EXERCISE GOAL:
Please repeat each of the rows below verbatim, leaving nothing out and changing nothing.
--- BEGIN ---
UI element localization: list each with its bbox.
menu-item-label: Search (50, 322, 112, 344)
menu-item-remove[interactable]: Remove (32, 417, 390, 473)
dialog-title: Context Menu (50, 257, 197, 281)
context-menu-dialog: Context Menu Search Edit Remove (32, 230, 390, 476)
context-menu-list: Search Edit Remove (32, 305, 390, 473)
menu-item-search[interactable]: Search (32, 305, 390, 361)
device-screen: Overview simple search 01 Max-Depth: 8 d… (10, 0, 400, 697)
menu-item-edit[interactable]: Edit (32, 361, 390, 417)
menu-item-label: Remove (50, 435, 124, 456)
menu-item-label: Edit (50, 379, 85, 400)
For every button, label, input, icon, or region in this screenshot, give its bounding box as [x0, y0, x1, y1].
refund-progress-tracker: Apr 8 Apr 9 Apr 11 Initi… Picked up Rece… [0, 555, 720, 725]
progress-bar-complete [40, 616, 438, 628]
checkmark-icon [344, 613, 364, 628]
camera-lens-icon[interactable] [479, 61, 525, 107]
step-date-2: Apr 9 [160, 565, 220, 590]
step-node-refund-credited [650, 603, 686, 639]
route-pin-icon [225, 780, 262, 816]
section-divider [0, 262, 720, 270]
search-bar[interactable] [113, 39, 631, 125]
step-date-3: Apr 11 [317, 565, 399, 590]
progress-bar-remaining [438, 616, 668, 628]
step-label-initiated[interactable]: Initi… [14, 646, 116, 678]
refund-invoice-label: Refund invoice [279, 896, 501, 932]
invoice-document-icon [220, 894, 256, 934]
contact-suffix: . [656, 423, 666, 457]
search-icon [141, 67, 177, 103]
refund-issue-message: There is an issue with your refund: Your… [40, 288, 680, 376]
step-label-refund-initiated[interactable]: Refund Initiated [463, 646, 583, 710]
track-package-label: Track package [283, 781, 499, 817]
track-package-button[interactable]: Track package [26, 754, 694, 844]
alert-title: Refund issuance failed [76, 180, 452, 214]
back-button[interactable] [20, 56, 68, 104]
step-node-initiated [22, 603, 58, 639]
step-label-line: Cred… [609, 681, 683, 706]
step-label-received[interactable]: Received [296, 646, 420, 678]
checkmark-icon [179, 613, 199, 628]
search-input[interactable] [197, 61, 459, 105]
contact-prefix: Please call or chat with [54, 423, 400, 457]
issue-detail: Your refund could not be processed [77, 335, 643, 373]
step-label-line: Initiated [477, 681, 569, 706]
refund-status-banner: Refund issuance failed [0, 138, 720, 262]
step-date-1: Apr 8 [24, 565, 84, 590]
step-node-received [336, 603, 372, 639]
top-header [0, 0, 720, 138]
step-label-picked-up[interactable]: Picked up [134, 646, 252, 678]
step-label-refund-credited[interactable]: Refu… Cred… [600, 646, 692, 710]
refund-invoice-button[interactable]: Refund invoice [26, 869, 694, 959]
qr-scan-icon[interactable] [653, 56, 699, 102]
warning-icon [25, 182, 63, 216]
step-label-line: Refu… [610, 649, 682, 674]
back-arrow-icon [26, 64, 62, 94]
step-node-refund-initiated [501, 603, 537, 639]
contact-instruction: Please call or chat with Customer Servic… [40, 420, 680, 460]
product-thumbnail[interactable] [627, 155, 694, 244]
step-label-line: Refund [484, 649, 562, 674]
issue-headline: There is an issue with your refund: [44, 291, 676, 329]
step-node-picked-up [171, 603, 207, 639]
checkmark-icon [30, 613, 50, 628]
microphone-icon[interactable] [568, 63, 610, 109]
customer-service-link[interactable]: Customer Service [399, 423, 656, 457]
--- END ---
FINAL RESULT:
UI element localization: list each with its bbox.
menu-item-label: Search (50, 322, 112, 344)
menu-item-remove[interactable]: Remove (32, 417, 390, 473)
dialog-title: Context Menu (50, 257, 197, 281)
context-menu-dialog: Context Menu Search Edit Remove (32, 230, 390, 476)
context-menu-list: Search Edit Remove (32, 305, 390, 473)
menu-item-search[interactable]: Search (32, 305, 390, 361)
device-screen: Overview simple search 01 Max-Depth: 8 d… (10, 0, 400, 697)
menu-item-edit[interactable]: Edit (32, 361, 390, 417)
menu-item-label: Remove (50, 435, 124, 456)
menu-item-label: Edit (50, 379, 85, 400)
For every button, label, input, icon, or region in this screenshot, give its bounding box as [x0, y0, x1, y1].
refund-progress-tracker: Apr 8 Apr 9 Apr 11 Initi… Picked up Rece… [0, 555, 720, 725]
progress-bar-complete [40, 616, 438, 628]
checkmark-icon [344, 613, 364, 628]
camera-lens-icon[interactable] [479, 61, 525, 107]
step-date-2: Apr 9 [160, 565, 220, 590]
step-node-refund-credited [650, 603, 686, 639]
route-pin-icon [225, 780, 262, 816]
section-divider [0, 262, 720, 270]
search-bar[interactable] [113, 39, 631, 125]
step-date-3: Apr 11 [317, 565, 399, 590]
progress-bar-remaining [438, 616, 668, 628]
step-label-initiated[interactable]: Initi… [14, 646, 116, 678]
refund-invoice-label: Refund invoice [279, 896, 501, 932]
invoice-document-icon [220, 894, 256, 934]
contact-suffix: . [656, 423, 666, 457]
search-icon [141, 67, 177, 103]
refund-issue-message: There is an issue with your refund: Your… [40, 288, 680, 376]
step-label-refund-initiated[interactable]: Refund Initiated [463, 646, 583, 710]
track-package-label: Track package [283, 781, 499, 817]
track-package-button[interactable]: Track package [26, 754, 694, 844]
alert-title: Refund issuance failed [76, 180, 452, 214]
back-button[interactable] [20, 56, 68, 104]
step-node-initiated [22, 603, 58, 639]
step-label-line: Cred… [609, 681, 683, 706]
step-label-received[interactable]: Received [296, 646, 420, 678]
checkmark-icon [179, 613, 199, 628]
search-input[interactable] [197, 61, 459, 105]
contact-prefix: Please call or chat with [54, 423, 400, 457]
issue-detail: Your refund could not be processed [77, 335, 643, 373]
step-label-line: Initiated [477, 681, 569, 706]
refund-status-banner: Refund issuance failed [0, 138, 720, 262]
step-date-1: Apr 8 [24, 565, 84, 590]
step-node-received [336, 603, 372, 639]
top-header [0, 0, 720, 138]
step-label-picked-up[interactable]: Picked up [134, 646, 252, 678]
step-label-refund-credited[interactable]: Refu… Cred… [600, 646, 692, 710]
refund-invoice-button[interactable]: Refund invoice [26, 869, 694, 959]
qr-scan-icon[interactable] [653, 56, 699, 102]
warning-icon [25, 182, 63, 216]
step-label-line: Refu… [610, 649, 682, 674]
back-arrow-icon [26, 64, 62, 94]
step-node-refund-initiated [501, 603, 537, 639]
contact-instruction: Please call or chat with Customer Servic… [40, 420, 680, 460]
product-thumbnail[interactable] [627, 155, 694, 244]
step-label-line: Refund [484, 649, 562, 674]
issue-headline: There is an issue with your refund: [44, 291, 676, 329]
step-node-picked-up [171, 603, 207, 639]
checkmark-icon [30, 613, 50, 628]
microphone-icon[interactable] [568, 63, 610, 109]
customer-service-link[interactable]: Customer Service [399, 423, 656, 457]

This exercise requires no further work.